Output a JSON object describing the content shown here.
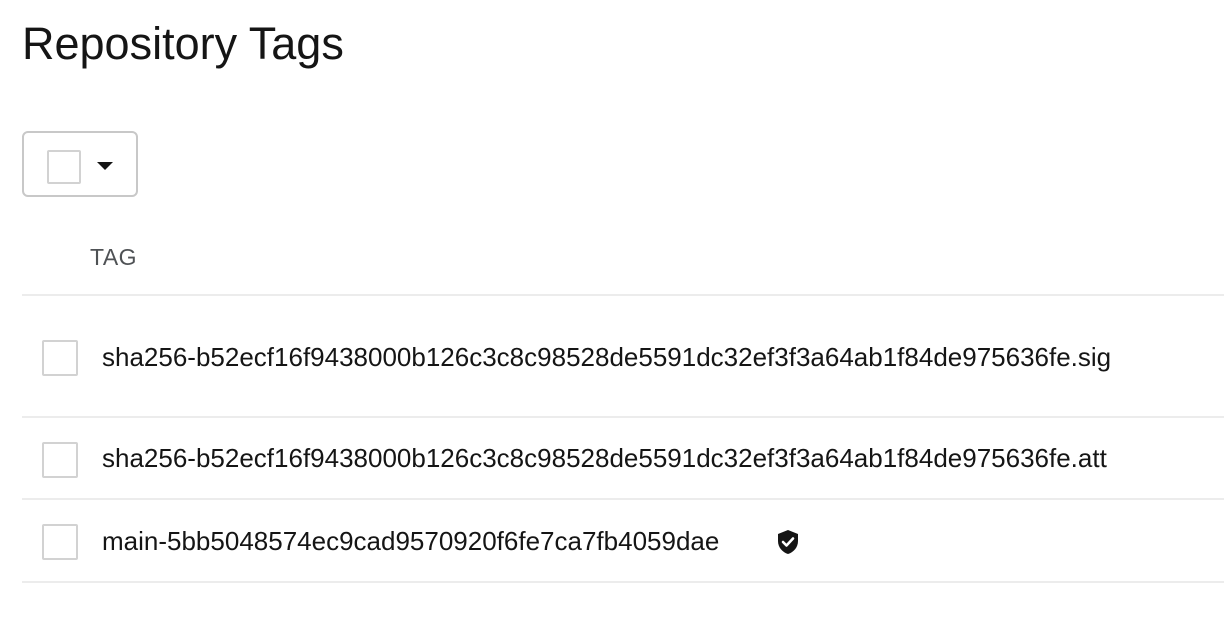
{
  "page": {
    "title": "Repository Tags"
  },
  "bulk_select": {
    "checked": false,
    "icon": "caret-down-icon"
  },
  "table": {
    "columns": [
      "TAG"
    ],
    "rows": [
      {
        "tag": "sha256-b52ecf16f9438000b126c3c8c98528de5591dc32ef3f3a64ab1f84de975636fe.sig",
        "checked": false,
        "signed": false
      },
      {
        "tag": "sha256-b52ecf16f9438000b126c3c8c98528de5591dc32ef3f3a64ab1f84de975636fe.att",
        "checked": false,
        "signed": false
      },
      {
        "tag": "main-5bb5048574ec9cad9570920f6fe7ca7fb4059dae",
        "checked": false,
        "signed": true,
        "signed_icon": "shield-check-icon"
      }
    ]
  },
  "colors": {
    "text": "#151515",
    "muted": "#4f5255",
    "border": "#d2d2d2",
    "divider": "#ececec"
  }
}
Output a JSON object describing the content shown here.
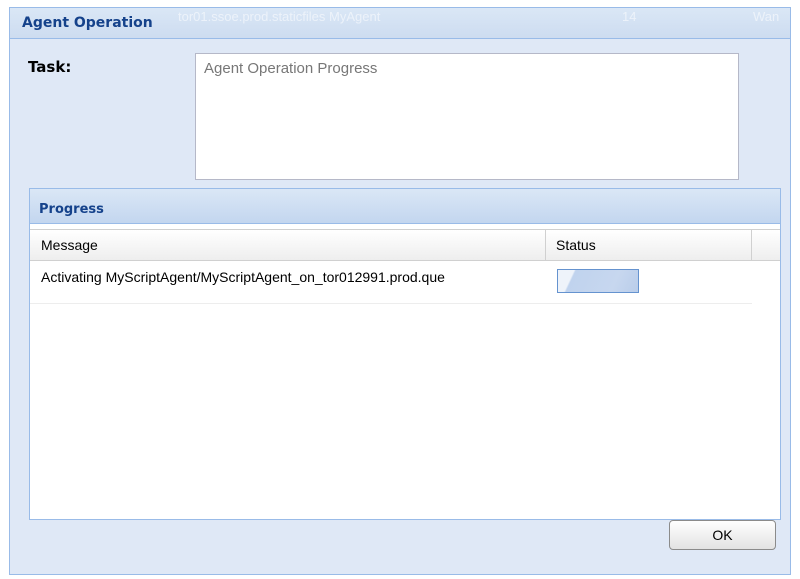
{
  "dialog": {
    "title": "Agent Operation",
    "background_fragments": [
      "",
      "tor01.ssoe.prod.staticfiles MyAgent",
      "14",
      "Wan"
    ]
  },
  "task": {
    "label": "Task:",
    "value": "Agent Operation Progress"
  },
  "progress": {
    "title": "Progress",
    "columns": [
      "Message",
      "Status"
    ],
    "rows": [
      {
        "message": "Activating MyScriptAgent/MyScriptAgent_on_tor012991.prod.que",
        "status_progress": 1.0
      }
    ]
  },
  "footer": {
    "ok_label": "OK"
  },
  "colors": {
    "title_text": "#15428b",
    "panel_border": "#99bbe8",
    "dialog_bg": "#dfe8f6"
  }
}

——

- _WHAT THE EXERCISE ASKS_
Reproduce the entries above without change, omitting all pictures.

- _ANSWER_
Output a JSON object describing the content shown here.
{
  "page": {
    "title": "Repository Tags"
  },
  "bulk_select": {
    "checked": false,
    "icon": "caret-down-icon"
  },
  "table": {
    "columns": [
      "TAG"
    ],
    "rows": [
      {
        "tag": "sha256-b52ecf16f9438000b126c3c8c98528de5591dc32ef3f3a64ab1f84de975636fe.sig",
        "checked": false,
        "signed": false
      },
      {
        "tag": "sha256-b52ecf16f9438000b126c3c8c98528de5591dc32ef3f3a64ab1f84de975636fe.att",
        "checked": false,
        "signed": false
      },
      {
        "tag": "main-5bb5048574ec9cad9570920f6fe7ca7fb4059dae",
        "checked": false,
        "signed": true,
        "signed_icon": "shield-check-icon"
      }
    ]
  },
  "colors": {
    "text": "#151515",
    "muted": "#4f5255",
    "border": "#d2d2d2",
    "divider": "#ececec"
  }
}
Output a JSON object describing the content shown here.
{
  "dialog": {
    "title": "Agent Operation",
    "background_fragments": [
      "",
      "tor01.ssoe.prod.staticfiles MyAgent",
      "14",
      "Wan"
    ]
  },
  "task": {
    "label": "Task:",
    "value": "Agent Operation Progress"
  },
  "progress": {
    "title": "Progress",
    "columns": [
      "Message",
      "Status"
    ],
    "rows": [
      {
        "message": "Activating MyScriptAgent/MyScriptAgent_on_tor012991.prod.que",
        "status_progress": 1.0
      }
    ]
  },
  "footer": {
    "ok_label": "OK"
  },
  "colors": {
    "title_text": "#15428b",
    "panel_border": "#99bbe8",
    "dialog_bg": "#dfe8f6"
  }
}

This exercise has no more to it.